= GOAL =
The entries need to be copied exactly.

Recorded data
▶

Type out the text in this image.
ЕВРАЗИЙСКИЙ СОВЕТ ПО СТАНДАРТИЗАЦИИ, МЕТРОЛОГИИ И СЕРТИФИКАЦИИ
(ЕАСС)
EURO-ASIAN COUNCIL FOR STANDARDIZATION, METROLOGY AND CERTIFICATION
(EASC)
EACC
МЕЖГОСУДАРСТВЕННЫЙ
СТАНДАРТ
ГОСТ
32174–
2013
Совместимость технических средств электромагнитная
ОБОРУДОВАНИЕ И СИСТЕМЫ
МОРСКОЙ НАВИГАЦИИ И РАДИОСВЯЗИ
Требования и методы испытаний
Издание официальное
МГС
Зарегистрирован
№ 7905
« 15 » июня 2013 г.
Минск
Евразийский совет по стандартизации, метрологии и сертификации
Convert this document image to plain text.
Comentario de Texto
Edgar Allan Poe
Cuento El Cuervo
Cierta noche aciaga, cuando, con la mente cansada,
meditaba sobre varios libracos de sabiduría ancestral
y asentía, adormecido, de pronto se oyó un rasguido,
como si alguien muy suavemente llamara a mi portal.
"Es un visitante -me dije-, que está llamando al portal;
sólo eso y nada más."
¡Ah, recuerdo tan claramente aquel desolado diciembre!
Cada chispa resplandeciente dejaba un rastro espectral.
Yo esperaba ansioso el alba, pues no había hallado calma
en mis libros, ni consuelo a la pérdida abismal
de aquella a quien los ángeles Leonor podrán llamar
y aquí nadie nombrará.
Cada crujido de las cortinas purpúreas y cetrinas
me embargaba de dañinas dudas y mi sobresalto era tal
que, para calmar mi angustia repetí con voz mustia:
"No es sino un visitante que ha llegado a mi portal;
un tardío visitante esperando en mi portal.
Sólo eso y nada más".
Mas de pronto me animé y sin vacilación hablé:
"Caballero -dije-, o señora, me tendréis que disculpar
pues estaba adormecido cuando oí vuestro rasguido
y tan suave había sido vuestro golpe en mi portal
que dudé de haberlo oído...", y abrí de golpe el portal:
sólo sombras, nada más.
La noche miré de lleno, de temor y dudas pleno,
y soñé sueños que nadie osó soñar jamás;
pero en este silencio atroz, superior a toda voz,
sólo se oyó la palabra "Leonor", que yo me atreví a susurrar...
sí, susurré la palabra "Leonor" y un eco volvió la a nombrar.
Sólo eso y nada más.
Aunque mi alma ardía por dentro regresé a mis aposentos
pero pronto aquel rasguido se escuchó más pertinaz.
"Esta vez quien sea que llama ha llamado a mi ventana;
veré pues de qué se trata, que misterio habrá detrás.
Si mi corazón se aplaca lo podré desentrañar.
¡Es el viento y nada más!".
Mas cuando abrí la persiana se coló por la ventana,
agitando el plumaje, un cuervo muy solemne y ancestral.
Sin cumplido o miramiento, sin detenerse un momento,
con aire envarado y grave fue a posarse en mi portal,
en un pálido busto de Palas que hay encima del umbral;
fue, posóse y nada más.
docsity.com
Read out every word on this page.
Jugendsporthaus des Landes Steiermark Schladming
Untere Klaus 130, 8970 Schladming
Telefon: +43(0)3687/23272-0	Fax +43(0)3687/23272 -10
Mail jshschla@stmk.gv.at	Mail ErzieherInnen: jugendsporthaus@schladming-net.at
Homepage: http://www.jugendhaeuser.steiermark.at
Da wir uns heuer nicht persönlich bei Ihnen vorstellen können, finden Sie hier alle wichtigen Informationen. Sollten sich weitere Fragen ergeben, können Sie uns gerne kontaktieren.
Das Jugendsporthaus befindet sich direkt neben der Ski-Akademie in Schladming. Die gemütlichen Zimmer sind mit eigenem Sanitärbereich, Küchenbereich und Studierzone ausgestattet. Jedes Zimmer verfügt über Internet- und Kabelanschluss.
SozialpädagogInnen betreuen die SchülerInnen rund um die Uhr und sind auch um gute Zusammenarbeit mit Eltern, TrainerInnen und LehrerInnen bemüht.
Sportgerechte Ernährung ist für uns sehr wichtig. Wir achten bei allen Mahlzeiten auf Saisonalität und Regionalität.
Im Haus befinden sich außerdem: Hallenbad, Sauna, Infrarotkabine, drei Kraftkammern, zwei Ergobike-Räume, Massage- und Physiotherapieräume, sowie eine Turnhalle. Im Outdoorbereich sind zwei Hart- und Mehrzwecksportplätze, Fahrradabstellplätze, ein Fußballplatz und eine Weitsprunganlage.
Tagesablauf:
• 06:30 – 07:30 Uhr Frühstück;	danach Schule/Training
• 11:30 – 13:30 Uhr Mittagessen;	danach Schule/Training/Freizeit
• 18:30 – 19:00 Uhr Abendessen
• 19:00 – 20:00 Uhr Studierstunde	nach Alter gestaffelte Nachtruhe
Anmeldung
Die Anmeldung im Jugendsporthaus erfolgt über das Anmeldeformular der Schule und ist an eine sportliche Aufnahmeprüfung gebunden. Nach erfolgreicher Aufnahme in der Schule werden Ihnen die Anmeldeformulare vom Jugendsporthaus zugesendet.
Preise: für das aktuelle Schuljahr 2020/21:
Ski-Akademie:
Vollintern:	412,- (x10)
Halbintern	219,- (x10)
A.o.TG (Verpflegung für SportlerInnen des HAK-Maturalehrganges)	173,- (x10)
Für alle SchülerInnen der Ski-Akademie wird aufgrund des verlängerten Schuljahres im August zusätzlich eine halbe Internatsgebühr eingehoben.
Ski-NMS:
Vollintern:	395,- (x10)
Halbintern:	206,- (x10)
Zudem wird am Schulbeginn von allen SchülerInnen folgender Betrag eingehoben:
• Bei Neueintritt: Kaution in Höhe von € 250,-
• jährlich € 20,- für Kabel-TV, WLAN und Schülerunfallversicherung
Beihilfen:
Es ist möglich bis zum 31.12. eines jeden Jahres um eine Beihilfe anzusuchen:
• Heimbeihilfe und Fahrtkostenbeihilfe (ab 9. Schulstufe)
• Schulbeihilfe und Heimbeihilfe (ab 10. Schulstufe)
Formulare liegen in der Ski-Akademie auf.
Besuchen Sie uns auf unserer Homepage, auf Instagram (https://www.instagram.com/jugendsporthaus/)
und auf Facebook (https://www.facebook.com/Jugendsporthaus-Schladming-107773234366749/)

◀

= OUTPUT BELOW =
Type out the text in this image.
ЕВРАЗИЙСКИЙ СОВЕТ ПО СТАНДАРТИЗАЦИИ, МЕТРОЛОГИИ И СЕРТИФИКАЦИИ
(ЕАСС)
EURO-ASIAN COUNCIL FOR STANDARDIZATION, METROLOGY AND CERTIFICATION
(EASC)
EACC
МЕЖГОСУДАРСТВЕННЫЙ
СТАНДАРТ
ГОСТ
32174–
2013
Совместимость технических средств электромагнитная
ОБОРУДОВАНИЕ И СИСТЕМЫ
МОРСКОЙ НАВИГАЦИИ И РАДИОСВЯЗИ
Требования и методы испытаний
Издание официальное
МГС
Зарегистрирован
№ 7905
« 15 » июня 2013 г.
Минск
Евразийский совет по стандартизации, метрологии и сертификации
Convert this document image to plain text.
Comentario de Texto
Edgar Allan Poe
Cuento El Cuervo
Cierta noche aciaga, cuando, con la mente cansada,
meditaba sobre varios libracos de sabiduría ancestral
y asentía, adormecido, de pronto se oyó un rasguido,
como si alguien muy suavemente llamara a mi portal.
"Es un visitante -me dije-, que está llamando al portal;
sólo eso y nada más."
¡Ah, recuerdo tan claramente aquel desolado diciembre!
Cada chispa resplandeciente dejaba un rastro espectral.
Yo esperaba ansioso el alba, pues no había hallado calma
en mis libros, ni consuelo a la pérdida abismal
de aquella a quien los ángeles Leonor podrán llamar
y aquí nadie nombrará.
Cada crujido de las cortinas purpúreas y cetrinas
me embargaba de dañinas dudas y mi sobresalto era tal
que, para calmar mi angustia repetí con voz mustia:
"No es sino un visitante que ha llegado a mi portal;
un tardío visitante esperando en mi portal.
Sólo eso y nada más".
Mas de pronto me animé y sin vacilación hablé:
"Caballero -dije-, o señora, me tendréis que disculpar
pues estaba adormecido cuando oí vuestro rasguido
y tan suave había sido vuestro golpe en mi portal
que dudé de haberlo oído...", y abrí de golpe el portal:
sólo sombras, nada más.
La noche miré de lleno, de temor y dudas pleno,
y soñé sueños que nadie osó soñar jamás;
pero en este silencio atroz, superior a toda voz,
sólo se oyó la palabra "Leonor", que yo me atreví a susurrar...
sí, susurré la palabra "Leonor" y un eco volvió la a nombrar.
Sólo eso y nada más.
Aunque mi alma ardía por dentro regresé a mis aposentos
pero pronto aquel rasguido se escuchó más pertinaz.
"Esta vez quien sea que llama ha llamado a mi ventana;
veré pues de qué se trata, que misterio habrá detrás.
Si mi corazón se aplaca lo podré desentrañar.
¡Es el viento y nada más!".
Mas cuando abrí la persiana se coló por la ventana,
agitando el plumaje, un cuervo muy solemne y ancestral.
Sin cumplido o miramiento, sin detenerse un momento,
con aire envarado y grave fue a posarse en mi portal,
en un pálido busto de Palas que hay encima del umbral;
fue, posóse y nada más.
docsity.com
Read out every word on this page.
Jugendsporthaus des Landes Steiermark Schladming
Untere Klaus 130, 8970 Schladming
Telefon: +43(0)3687/23272-0	Fax +43(0)3687/23272 -10
Mail jshschla@stmk.gv.at	Mail ErzieherInnen: jugendsporthaus@schladming-net.at
Homepage: http://www.jugendhaeuser.steiermark.at
Da wir uns heuer nicht persönlich bei Ihnen vorstellen können, finden Sie hier alle wichtigen Informationen. Sollten sich weitere Fragen ergeben, können Sie uns gerne kontaktieren.
Das Jugendsporthaus befindet sich direkt neben der Ski-Akademie in Schladming. Die gemütlichen Zimmer sind mit eigenem Sanitärbereich, Küchenbereich und Studierzone ausgestattet. Jedes Zimmer verfügt über Internet- und Kabelanschluss.
SozialpädagogInnen betreuen die SchülerInnen rund um die Uhr und sind auch um gute Zusammenarbeit mit Eltern, TrainerInnen und LehrerInnen bemüht.
Sportgerechte Ernährung ist für uns sehr wichtig. Wir achten bei allen Mahlzeiten auf Saisonalität und Regionalität.
Im Haus befinden sich außerdem: Hallenbad, Sauna, Infrarotkabine, drei Kraftkammern, zwei Ergobike-Räume, Massage- und Physiotherapieräume, sowie eine Turnhalle. Im Outdoorbereich sind zwei Hart- und Mehrzwecksportplätze, Fahrradabstellplätze, ein Fußballplatz und eine Weitsprunganlage.
Tagesablauf:
• 06:30 – 07:30 Uhr Frühstück;	danach Schule/Training
• 11:30 – 13:30 Uhr Mittagessen;	danach Schule/Training/Freizeit
• 18:30 – 19:00 Uhr Abendessen
• 19:00 – 20:00 Uhr Studierstunde	nach Alter gestaffelte Nachtruhe
Anmeldung
Die Anmeldung im Jugendsporthaus erfolgt über das Anmeldeformular der Schule und ist an eine sportliche Aufnahmeprüfung gebunden. Nach erfolgreicher Aufnahme in der Schule werden Ihnen die Anmeldeformulare vom Jugendsporthaus zugesendet.
Preise: für das aktuelle Schuljahr 2020/21:
Ski-Akademie:
Vollintern:	412,- (x10)
Halbintern	219,- (x10)
A.o.TG (Verpflegung für SportlerInnen des HAK-Maturalehrganges)	173,- (x10)
Für alle SchülerInnen der Ski-Akademie wird aufgrund des verlängerten Schuljahres im August zusätzlich eine halbe Internatsgebühr eingehoben.
Ski-NMS:
Vollintern:	395,- (x10)
Halbintern:	206,- (x10)
Zudem wird am Schulbeginn von allen SchülerInnen folgender Betrag eingehoben:
• Bei Neueintritt: Kaution in Höhe von € 250,-
• jährlich € 20,- für Kabel-TV, WLAN und Schülerunfallversicherung
Beihilfen:
Es ist möglich bis zum 31.12. eines jeden Jahres um eine Beihilfe anzusuchen:
• Heimbeihilfe und Fahrtkostenbeihilfe (ab 9. Schulstufe)
• Schulbeihilfe und Heimbeihilfe (ab 10. Schulstufe)
Formulare liegen in der Ski-Akademie auf.
Besuchen Sie uns auf unserer Homepage, auf Instagram (https://www.instagram.com/jugendsporthaus/)
und auf Facebook (https://www.facebook.com/Jugendsporthaus-Schladming-107773234366749/)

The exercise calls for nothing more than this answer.